◆ **INSTRUCTIONS TO FOLLOW**: Locate the word "οχημάτων" in the data below, then copy every line that holds it.

◆ **GIVEN DATA**:

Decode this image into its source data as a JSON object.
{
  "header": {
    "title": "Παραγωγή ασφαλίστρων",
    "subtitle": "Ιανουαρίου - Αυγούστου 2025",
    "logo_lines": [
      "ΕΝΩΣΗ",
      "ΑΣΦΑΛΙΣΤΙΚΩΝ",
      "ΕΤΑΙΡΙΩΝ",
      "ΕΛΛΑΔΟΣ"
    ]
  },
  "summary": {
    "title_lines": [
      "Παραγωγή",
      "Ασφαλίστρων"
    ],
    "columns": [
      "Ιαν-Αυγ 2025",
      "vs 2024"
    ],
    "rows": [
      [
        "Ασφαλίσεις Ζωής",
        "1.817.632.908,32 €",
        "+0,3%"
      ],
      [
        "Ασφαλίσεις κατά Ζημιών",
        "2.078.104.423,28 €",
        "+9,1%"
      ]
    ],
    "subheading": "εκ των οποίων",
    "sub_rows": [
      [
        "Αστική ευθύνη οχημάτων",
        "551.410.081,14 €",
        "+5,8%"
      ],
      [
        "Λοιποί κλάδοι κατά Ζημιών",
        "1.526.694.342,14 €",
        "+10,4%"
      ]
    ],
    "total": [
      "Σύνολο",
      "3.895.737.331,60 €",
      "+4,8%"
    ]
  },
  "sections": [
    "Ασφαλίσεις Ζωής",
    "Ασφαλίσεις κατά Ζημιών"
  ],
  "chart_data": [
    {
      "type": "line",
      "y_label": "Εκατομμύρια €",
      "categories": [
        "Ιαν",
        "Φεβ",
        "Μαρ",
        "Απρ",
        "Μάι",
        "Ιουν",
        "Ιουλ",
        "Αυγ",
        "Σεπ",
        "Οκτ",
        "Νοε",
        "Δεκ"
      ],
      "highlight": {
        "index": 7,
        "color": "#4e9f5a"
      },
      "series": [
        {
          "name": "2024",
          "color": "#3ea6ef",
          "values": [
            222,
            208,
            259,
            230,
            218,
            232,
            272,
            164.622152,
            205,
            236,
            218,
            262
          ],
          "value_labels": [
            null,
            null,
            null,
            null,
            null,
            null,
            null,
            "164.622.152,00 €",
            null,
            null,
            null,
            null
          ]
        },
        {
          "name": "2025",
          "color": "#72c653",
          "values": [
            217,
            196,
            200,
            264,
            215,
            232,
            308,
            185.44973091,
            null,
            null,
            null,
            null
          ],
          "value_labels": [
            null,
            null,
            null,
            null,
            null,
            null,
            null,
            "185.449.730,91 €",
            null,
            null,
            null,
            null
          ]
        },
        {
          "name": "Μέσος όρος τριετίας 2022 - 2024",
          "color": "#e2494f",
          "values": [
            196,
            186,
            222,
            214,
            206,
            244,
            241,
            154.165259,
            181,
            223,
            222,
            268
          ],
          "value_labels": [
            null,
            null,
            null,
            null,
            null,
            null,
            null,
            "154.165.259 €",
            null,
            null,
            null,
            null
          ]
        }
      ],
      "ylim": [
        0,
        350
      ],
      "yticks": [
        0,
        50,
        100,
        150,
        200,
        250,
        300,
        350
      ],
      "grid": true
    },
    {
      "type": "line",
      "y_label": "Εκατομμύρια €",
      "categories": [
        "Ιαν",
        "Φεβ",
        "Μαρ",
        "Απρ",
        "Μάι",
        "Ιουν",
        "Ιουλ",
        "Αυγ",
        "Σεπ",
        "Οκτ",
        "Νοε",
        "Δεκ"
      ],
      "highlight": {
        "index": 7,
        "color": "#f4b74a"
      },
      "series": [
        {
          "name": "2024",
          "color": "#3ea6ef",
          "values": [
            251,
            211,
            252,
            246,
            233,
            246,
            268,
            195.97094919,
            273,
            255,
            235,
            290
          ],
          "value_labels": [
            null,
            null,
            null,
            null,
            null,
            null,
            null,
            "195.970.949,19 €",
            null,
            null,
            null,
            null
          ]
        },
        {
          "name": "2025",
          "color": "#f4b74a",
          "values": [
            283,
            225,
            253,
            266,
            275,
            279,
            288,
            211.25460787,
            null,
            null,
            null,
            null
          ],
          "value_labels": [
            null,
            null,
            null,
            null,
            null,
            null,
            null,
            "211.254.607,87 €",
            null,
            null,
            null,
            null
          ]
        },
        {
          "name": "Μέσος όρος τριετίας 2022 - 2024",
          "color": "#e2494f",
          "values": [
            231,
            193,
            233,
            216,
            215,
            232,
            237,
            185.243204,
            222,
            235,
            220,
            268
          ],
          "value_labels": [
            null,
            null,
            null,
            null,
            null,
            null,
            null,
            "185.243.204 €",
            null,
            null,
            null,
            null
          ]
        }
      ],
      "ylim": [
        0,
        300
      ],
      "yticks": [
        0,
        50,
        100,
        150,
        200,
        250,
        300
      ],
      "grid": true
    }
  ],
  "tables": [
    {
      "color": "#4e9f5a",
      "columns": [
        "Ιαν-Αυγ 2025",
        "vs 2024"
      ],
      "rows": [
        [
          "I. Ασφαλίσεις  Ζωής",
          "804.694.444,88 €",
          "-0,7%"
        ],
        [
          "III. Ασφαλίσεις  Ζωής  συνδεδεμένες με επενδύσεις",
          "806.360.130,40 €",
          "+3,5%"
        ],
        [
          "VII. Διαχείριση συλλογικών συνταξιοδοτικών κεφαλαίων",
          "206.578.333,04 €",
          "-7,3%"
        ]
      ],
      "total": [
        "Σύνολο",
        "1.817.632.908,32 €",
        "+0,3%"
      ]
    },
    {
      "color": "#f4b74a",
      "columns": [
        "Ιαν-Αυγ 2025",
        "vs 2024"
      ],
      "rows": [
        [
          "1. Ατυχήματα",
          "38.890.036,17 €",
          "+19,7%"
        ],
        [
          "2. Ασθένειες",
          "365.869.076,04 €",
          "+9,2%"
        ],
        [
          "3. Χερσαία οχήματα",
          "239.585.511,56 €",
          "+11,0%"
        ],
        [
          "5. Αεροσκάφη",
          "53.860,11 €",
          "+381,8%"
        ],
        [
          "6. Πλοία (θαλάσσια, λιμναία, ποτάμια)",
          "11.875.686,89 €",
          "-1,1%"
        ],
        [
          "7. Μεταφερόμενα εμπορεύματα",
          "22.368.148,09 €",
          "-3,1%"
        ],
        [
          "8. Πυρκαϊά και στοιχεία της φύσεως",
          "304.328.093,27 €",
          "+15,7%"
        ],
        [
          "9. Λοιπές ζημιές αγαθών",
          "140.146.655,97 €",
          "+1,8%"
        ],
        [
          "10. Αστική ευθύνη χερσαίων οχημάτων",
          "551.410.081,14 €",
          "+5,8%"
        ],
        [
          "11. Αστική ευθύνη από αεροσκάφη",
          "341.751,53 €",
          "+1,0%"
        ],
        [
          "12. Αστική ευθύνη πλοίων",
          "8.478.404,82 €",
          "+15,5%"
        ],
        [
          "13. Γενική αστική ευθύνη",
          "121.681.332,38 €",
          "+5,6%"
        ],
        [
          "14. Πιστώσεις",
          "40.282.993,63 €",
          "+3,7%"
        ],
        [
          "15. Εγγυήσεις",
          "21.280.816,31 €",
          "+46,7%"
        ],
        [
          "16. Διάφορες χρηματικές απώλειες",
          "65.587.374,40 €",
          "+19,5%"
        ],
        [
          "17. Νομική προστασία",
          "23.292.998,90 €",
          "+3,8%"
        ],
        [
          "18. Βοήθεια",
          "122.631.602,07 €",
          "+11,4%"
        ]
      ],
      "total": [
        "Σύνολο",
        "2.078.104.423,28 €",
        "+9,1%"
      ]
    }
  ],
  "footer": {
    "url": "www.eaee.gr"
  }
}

◆ **ANSWER FOR THIS EXERCISE**:
        "Αστική ευθύνη οχημάτων",
          "10. Αστική ευθύνη χερσαίων οχημάτων",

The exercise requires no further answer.